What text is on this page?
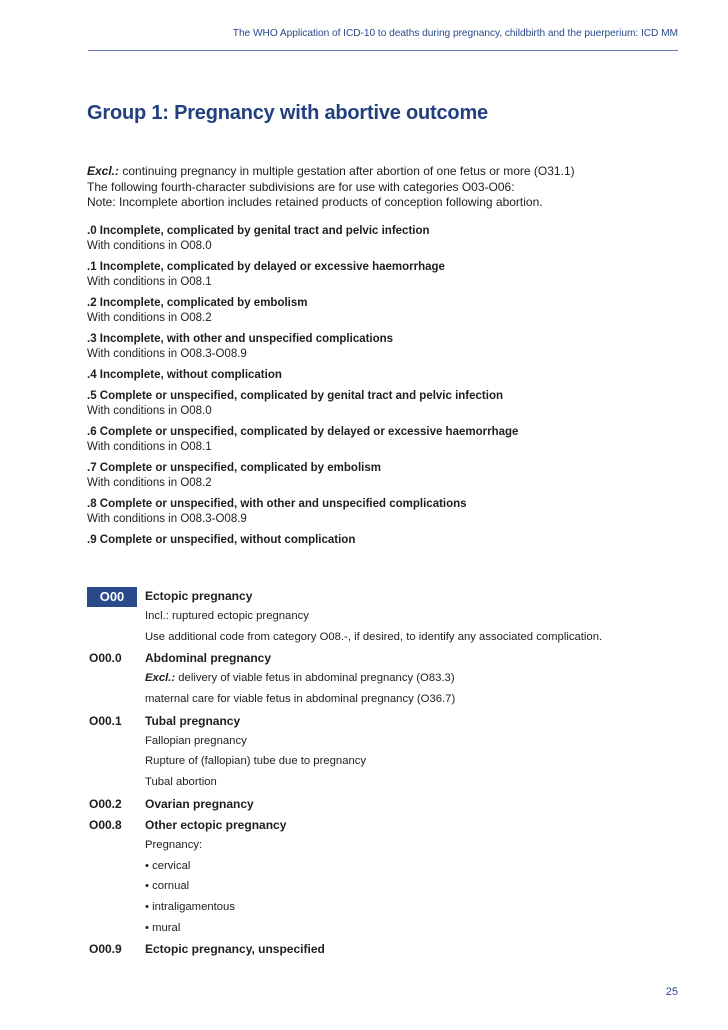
The WHO Application of ICD-10 to deaths during pregnancy, childbirth and the puerperium: ICD MM
Group 1: Pregnancy with abortive outcome
Excl.: continuing pregnancy in multiple gestation after abortion of one fetus or more (O31.1)
The following fourth-character subdivisions are for use with categories O03-O06:
Note: Incomplete abortion includes retained products of conception following abortion.
.0 Incomplete, complicated by genital tract and pelvic infection
With conditions in O08.0
.1 Incomplete, complicated by delayed or excessive haemorrhage
With conditions in O08.1
.2 Incomplete, complicated by embolism
With conditions in O08.2
.3 Incomplete, with other and unspecified complications
With conditions in O08.3-O08.9
.4 Incomplete, without complication
.5 Complete or unspecified, complicated by genital tract and pelvic infection
With conditions in O08.0
.6 Complete or unspecified, complicated by delayed or excessive haemorrhage
With conditions in O08.1
.7 Complete or unspecified, complicated by embolism
With conditions in O08.2
.8 Complete or unspecified, with other and unspecified complications
With conditions in O08.3-O08.9
.9 Complete or unspecified, without complication
O00	Ectopic pregnancy
Incl.: ruptured ectopic pregnancy
Use additional code from category O08.-, if desired, to identify any associated complication.
O00.0 Abdominal pregnancy
Excl.: delivery of viable fetus in abdominal pregnancy (O83.3)
maternal care for viable fetus in abdominal pregnancy (O36.7)
O00.1 Tubal pregnancy
Fallopian pregnancy
Rupture of (fallopian) tube due to pregnancy
Tubal abortion
O00.2 Ovarian pregnancy
O00.8 Other ectopic pregnancy
Pregnancy:
• cervical
• cornual
• intraligamentous
• mural
O00.9 Ectopic pregnancy, unspecified
25
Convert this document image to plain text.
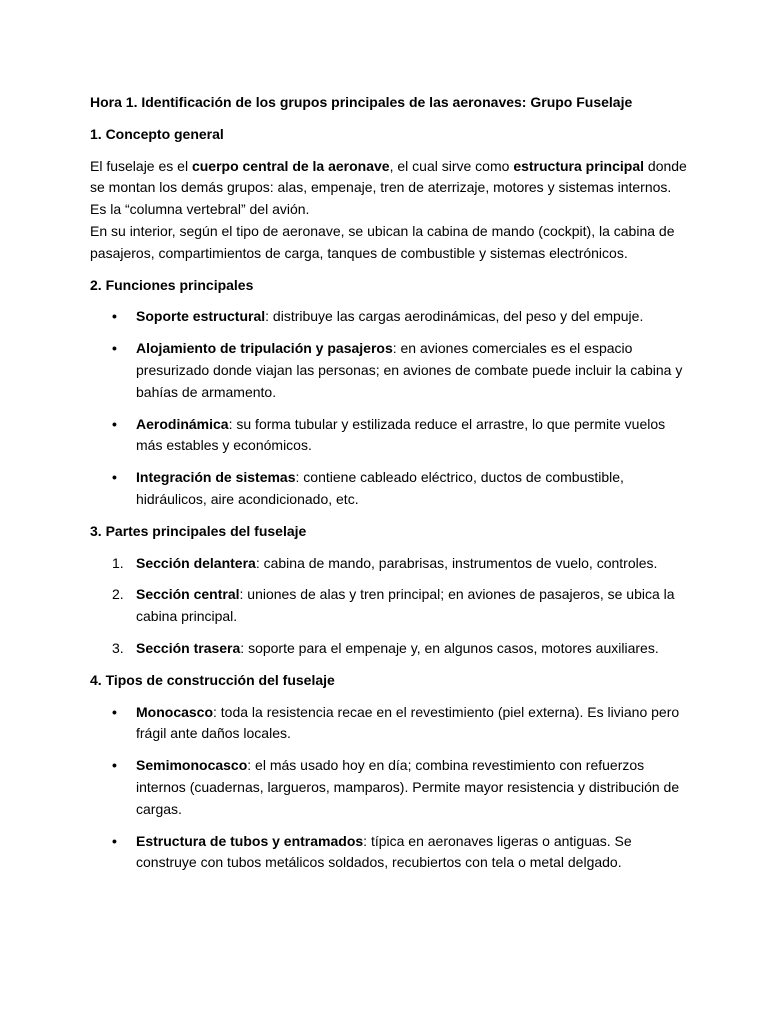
Hora 1. Identificación de los grupos principales de las aeronaves: Grupo Fuselaje
1. Concepto general

El fuselaje es el cuerpo central de la aeronave, el cual sirve como estructura principal donde se montan los demás grupos: alas, empenaje, tren de aterrizaje, motores y sistemas internos. Es la “columna vertebral” del avión.

En su interior, según el tipo de aeronave, se ubican la cabina de mando (cockpit), la cabina de pasajeros, compartimientos de carga, tanques de combustible y sistemas electrónicos.

2. Funciones principales
• Soporte estructural: distribuye las cargas aerodinámicas, del peso y del empuje.
• Alojamiento de tripulación y pasajeros: en aviones comerciales es el espacio presurizado donde viajan las personas; en aviones de combate puede incluir la cabina y bahías de armamento.
• Aerodinámica: su forma tubular y estilizada reduce el arrastre, lo que permite vuelos más estables y económicos.
• Integración de sistemas: contiene cableado eléctrico, ductos de combustible, hidráulicos, aire acondicionado, etc.
3. Partes principales del fuselaje
1. Sección delantera: cabina de mando, parabrisas, instrumentos de vuelo, controles.
2. Sección central: uniones de alas y tren principal; en aviones de pasajeros, se ubica la cabina principal.
3. Sección trasera: soporte para el empenaje y, en algunos casos, motores auxiliares.
4. Tipos de construcción del fuselaje
• Monocasco: toda la resistencia recae en el revestimiento (piel externa). Es liviano pero frágil ante daños locales.
• Semimonocasco: el más usado hoy en día; combina revestimiento con refuerzos internos (cuadernas, largueros, mamparos). Permite mayor resistencia y distribución de cargas.
• Estructura de tubos y entramados: típica en aeronaves ligeras o antiguas. Se construye con tubos metálicos soldados, recubiertos con tela o metal delgado.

=== Set problem ===
Transcribe all of the entries word for word, but skip any pictures they contain.

=== Reply to the exercise ===
What text is on this page?
The WHO Application of ICD-10 to deaths during pregnancy, childbirth and the puerperium: ICD MM
Group 1: Pregnancy with abortive outcome
Excl.: continuing pregnancy in multiple gestation after abortion of one fetus or more (O31.1)
The following fourth-character subdivisions are for use with categories O03-O06:
Note: Incomplete abortion includes retained products of conception following abortion.
.0 Incomplete, complicated by genital tract and pelvic infection
With conditions in O08.0
.1 Incomplete, complicated by delayed or excessive haemorrhage
With conditions in O08.1
.2 Incomplete, complicated by embolism
With conditions in O08.2
.3 Incomplete, with other and unspecified complications
With conditions in O08.3-O08.9
.4 Incomplete, without complication
.5 Complete or unspecified, complicated by genital tract and pelvic infection
With conditions in O08.0
.6 Complete or unspecified, complicated by delayed or excessive haemorrhage
With conditions in O08.1
.7 Complete or unspecified, complicated by embolism
With conditions in O08.2
.8 Complete or unspecified, with other and unspecified complications
With conditions in O08.3-O08.9
.9 Complete or unspecified, without complication
O00	Ectopic pregnancy
Incl.: ruptured ectopic pregnancy
Use additional code from category O08.-, if desired, to identify any associated complication.
O00.0 Abdominal pregnancy
Excl.: delivery of viable fetus in abdominal pregnancy (O83.3)
maternal care for viable fetus in abdominal pregnancy (O36.7)
O00.1 Tubal pregnancy
Fallopian pregnancy
Rupture of (fallopian) tube due to pregnancy
Tubal abortion
O00.2 Ovarian pregnancy
O00.8 Other ectopic pregnancy
Pregnancy:
• cervical
• cornual
• intraligamentous
• mural
O00.9 Ectopic pregnancy, unspecified
25
Convert this document image to plain text.
Hora 1. Identificación de los grupos principales de las aeronaves: Grupo Fuselaje
1. Concepto general

El fuselaje es el cuerpo central de la aeronave, el cual sirve como estructura principal donde se montan los demás grupos: alas, empenaje, tren de aterrizaje, motores y sistemas internos. Es la “columna vertebral” del avión.

En su interior, según el tipo de aeronave, se ubican la cabina de mando (cockpit), la cabina de pasajeros, compartimientos de carga, tanques de combustible y sistemas electrónicos.

2. Funciones principales
• Soporte estructural: distribuye las cargas aerodinámicas, del peso y del empuje.
• Alojamiento de tripulación y pasajeros: en aviones comerciales es el espacio presurizado donde viajan las personas; en aviones de combate puede incluir la cabina y bahías de armamento.
• Aerodinámica: su forma tubular y estilizada reduce el arrastre, lo que permite vuelos más estables y económicos.
• Integración de sistemas: contiene cableado eléctrico, ductos de combustible, hidráulicos, aire acondicionado, etc.
3. Partes principales del fuselaje
1. Sección delantera: cabina de mando, parabrisas, instrumentos de vuelo, controles.
2. Sección central: uniones de alas y tren principal; en aviones de pasajeros, se ubica la cabina principal.
3. Sección trasera: soporte para el empenaje y, en algunos casos, motores auxiliares.
4. Tipos de construcción del fuselaje
• Monocasco: toda la resistencia recae en el revestimiento (piel externa). Es liviano pero frágil ante daños locales.
• Semimonocasco: el más usado hoy en día; combina revestimiento con refuerzos internos (cuadernas, largueros, mamparos). Permite mayor resistencia y distribución de cargas.
• Estructura de tubos y entramados: típica en aeronaves ligeras o antiguas. Se construye con tubos metálicos soldados, recubiertos con tela o metal delgado.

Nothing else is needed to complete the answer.